| Written task |
Check each line of the listing, and copy it if it contains the word "content".

| Dataset excerpts |
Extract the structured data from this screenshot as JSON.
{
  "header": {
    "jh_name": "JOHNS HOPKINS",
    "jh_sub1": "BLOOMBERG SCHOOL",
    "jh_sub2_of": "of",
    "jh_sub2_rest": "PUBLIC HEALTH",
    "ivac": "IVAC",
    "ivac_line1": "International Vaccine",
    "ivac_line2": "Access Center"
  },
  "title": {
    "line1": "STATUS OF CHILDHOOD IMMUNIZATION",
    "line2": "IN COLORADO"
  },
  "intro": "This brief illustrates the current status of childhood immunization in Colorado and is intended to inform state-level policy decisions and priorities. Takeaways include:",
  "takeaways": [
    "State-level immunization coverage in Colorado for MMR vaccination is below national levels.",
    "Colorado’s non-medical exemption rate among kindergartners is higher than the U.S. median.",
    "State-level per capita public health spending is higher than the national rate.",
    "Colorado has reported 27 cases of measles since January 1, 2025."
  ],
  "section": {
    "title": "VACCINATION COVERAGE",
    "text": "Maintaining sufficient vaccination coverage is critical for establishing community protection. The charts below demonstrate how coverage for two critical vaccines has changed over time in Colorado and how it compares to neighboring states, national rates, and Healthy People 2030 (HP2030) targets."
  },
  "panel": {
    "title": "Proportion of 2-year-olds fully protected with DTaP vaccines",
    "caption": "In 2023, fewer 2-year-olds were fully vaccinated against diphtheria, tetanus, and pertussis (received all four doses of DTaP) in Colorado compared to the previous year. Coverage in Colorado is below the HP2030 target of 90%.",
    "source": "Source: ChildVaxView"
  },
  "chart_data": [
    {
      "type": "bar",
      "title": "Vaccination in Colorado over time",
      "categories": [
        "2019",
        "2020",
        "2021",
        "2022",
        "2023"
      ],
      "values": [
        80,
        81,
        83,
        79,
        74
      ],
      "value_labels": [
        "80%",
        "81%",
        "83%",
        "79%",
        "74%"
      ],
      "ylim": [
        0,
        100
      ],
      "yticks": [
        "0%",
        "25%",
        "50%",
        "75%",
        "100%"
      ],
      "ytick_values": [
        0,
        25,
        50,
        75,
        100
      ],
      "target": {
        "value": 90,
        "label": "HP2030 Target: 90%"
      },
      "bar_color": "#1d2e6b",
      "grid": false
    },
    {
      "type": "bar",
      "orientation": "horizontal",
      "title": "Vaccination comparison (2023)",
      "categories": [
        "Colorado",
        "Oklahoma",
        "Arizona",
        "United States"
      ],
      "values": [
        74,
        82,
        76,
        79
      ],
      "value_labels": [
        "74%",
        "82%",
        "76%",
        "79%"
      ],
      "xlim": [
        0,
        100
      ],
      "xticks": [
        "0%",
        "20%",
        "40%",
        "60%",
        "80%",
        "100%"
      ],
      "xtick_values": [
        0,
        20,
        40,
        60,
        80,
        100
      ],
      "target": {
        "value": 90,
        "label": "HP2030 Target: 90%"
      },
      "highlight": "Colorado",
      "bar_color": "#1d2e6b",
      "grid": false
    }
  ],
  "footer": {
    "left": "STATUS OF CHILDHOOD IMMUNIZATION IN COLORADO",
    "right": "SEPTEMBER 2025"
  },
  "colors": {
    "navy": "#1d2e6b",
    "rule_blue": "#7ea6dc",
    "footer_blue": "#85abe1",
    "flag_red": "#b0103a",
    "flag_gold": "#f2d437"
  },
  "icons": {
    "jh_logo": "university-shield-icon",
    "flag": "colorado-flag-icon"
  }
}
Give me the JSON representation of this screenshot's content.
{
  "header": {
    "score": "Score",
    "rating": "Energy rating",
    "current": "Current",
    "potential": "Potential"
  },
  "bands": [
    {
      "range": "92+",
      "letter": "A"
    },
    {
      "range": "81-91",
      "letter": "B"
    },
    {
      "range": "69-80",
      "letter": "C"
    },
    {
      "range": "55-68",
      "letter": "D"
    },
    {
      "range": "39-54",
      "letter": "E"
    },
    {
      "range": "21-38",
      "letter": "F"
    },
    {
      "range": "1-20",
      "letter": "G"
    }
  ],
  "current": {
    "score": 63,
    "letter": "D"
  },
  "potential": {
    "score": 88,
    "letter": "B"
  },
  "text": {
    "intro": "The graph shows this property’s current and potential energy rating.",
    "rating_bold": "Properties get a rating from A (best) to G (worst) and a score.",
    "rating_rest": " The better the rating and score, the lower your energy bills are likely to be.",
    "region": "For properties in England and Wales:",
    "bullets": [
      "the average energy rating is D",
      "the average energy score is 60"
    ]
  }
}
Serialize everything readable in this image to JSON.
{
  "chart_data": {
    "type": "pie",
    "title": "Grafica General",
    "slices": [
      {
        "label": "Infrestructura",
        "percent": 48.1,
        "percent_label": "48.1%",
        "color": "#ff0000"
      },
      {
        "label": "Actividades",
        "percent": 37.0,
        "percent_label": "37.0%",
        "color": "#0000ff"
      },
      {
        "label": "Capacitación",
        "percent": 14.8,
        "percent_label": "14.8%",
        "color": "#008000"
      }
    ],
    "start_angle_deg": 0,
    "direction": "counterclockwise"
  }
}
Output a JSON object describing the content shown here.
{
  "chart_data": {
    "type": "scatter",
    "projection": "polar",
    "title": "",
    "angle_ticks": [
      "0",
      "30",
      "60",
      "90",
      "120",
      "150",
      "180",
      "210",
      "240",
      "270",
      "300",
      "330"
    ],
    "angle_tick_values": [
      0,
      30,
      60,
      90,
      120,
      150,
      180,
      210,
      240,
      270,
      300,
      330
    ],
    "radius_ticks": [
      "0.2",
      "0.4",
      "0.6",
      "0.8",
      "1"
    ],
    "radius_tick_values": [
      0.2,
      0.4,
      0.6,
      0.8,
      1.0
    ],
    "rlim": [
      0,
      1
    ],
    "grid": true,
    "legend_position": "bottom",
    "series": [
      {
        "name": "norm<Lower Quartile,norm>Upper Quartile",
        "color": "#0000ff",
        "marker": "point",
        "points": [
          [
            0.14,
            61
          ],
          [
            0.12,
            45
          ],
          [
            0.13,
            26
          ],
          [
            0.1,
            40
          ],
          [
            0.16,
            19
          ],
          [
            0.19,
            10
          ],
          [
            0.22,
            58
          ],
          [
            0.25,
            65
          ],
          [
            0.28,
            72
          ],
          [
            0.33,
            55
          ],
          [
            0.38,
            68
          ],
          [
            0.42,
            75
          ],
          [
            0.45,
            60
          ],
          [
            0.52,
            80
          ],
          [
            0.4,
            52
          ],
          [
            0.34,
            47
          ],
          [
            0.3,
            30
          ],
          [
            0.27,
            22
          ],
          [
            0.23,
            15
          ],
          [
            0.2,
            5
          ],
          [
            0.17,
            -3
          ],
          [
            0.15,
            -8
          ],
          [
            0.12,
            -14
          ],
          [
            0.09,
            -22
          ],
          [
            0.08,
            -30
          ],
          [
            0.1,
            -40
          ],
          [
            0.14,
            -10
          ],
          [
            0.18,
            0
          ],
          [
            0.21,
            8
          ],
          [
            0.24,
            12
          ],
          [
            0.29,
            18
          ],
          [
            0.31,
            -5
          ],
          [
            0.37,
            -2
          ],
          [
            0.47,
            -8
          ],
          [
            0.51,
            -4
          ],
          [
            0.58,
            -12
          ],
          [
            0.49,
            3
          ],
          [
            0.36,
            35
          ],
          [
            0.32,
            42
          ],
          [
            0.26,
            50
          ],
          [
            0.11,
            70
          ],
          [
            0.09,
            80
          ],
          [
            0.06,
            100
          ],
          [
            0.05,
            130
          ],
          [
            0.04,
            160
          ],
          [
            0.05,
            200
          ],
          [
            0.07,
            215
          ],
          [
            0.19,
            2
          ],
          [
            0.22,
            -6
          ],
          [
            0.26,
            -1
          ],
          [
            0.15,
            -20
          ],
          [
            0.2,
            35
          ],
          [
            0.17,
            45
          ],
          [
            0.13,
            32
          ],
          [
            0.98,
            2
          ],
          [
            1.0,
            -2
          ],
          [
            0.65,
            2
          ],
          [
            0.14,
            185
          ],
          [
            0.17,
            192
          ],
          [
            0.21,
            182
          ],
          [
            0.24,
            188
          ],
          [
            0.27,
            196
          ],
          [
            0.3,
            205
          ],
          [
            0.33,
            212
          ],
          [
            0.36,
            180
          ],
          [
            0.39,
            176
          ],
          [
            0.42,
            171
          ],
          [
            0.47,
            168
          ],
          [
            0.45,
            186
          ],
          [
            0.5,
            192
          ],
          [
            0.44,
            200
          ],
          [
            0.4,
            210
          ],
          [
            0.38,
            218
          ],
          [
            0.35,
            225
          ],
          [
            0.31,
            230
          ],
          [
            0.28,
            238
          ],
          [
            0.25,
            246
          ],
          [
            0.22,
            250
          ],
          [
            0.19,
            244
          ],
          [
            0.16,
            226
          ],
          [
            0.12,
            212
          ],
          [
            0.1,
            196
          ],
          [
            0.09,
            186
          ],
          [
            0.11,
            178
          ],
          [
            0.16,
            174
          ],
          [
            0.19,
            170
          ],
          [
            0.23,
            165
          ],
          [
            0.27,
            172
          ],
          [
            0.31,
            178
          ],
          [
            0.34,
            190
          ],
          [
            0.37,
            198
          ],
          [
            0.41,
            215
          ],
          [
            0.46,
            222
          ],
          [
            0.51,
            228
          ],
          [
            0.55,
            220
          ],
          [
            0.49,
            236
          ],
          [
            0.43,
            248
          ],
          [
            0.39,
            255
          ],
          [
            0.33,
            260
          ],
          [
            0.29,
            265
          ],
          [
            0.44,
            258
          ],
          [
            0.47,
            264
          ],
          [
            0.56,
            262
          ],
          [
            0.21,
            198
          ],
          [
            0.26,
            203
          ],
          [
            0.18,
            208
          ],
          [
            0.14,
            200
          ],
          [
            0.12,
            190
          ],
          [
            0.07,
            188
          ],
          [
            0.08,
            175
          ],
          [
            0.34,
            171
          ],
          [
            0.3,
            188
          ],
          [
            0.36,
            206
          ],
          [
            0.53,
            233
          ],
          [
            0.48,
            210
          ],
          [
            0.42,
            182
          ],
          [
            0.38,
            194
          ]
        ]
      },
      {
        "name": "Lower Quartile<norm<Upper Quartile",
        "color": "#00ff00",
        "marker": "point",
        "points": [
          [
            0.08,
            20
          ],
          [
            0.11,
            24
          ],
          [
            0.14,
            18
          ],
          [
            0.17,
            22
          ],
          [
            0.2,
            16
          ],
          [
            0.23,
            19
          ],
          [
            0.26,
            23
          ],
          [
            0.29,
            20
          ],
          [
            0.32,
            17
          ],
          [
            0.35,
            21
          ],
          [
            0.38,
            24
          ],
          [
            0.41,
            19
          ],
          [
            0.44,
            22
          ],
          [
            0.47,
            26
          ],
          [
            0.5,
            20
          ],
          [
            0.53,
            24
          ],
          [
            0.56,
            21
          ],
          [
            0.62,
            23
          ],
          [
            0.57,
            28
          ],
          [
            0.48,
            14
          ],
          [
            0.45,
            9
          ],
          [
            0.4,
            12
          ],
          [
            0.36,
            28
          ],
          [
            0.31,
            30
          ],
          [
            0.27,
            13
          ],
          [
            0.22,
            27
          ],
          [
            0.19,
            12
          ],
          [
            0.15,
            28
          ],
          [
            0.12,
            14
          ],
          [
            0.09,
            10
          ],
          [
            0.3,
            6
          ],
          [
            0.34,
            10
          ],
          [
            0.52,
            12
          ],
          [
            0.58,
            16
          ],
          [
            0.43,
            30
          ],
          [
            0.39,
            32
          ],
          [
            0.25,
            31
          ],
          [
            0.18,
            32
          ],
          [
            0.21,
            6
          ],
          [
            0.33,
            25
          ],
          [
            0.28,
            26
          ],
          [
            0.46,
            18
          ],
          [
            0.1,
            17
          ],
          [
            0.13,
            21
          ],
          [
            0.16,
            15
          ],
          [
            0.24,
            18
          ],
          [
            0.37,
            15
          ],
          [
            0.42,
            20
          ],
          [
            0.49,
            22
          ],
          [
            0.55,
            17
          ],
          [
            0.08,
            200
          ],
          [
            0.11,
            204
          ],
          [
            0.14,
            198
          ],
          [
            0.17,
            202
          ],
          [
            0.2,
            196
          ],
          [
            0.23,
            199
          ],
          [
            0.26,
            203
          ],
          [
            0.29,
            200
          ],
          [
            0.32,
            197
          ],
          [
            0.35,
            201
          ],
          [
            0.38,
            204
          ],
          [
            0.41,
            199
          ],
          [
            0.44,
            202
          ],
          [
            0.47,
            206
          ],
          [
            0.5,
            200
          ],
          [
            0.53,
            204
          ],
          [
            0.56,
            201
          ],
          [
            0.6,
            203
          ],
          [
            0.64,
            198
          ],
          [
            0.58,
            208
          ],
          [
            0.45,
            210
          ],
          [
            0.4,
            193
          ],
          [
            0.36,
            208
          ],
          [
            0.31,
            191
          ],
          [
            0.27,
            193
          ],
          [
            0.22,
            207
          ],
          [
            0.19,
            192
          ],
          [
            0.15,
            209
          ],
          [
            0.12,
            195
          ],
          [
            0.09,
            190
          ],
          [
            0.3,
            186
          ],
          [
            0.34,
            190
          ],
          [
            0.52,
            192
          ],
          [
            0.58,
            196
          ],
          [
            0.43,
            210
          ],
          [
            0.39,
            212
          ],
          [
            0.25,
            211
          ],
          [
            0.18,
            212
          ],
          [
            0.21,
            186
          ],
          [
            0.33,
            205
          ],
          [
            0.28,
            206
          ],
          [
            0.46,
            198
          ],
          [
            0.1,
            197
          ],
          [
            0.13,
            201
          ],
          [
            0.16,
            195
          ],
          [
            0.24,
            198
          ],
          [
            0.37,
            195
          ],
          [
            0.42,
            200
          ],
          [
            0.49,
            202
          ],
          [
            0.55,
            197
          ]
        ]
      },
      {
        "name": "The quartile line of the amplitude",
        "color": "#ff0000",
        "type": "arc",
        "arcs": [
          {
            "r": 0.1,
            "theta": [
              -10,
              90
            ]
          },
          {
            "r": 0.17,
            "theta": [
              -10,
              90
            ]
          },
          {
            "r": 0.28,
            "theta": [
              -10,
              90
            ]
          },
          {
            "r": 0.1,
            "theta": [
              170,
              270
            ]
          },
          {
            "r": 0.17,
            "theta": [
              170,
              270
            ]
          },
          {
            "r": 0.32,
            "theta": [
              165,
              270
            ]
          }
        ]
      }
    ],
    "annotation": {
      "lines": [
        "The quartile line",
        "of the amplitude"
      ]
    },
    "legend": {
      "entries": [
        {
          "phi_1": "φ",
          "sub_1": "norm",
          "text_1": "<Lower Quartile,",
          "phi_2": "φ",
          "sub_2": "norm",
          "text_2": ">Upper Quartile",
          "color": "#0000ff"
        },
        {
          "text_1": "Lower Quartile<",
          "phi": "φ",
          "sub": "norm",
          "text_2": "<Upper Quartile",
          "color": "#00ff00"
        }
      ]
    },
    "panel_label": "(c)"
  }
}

| Answer |
Give me the JSON representation of this screenshot's content.
Output a JSON object describing the content shown here.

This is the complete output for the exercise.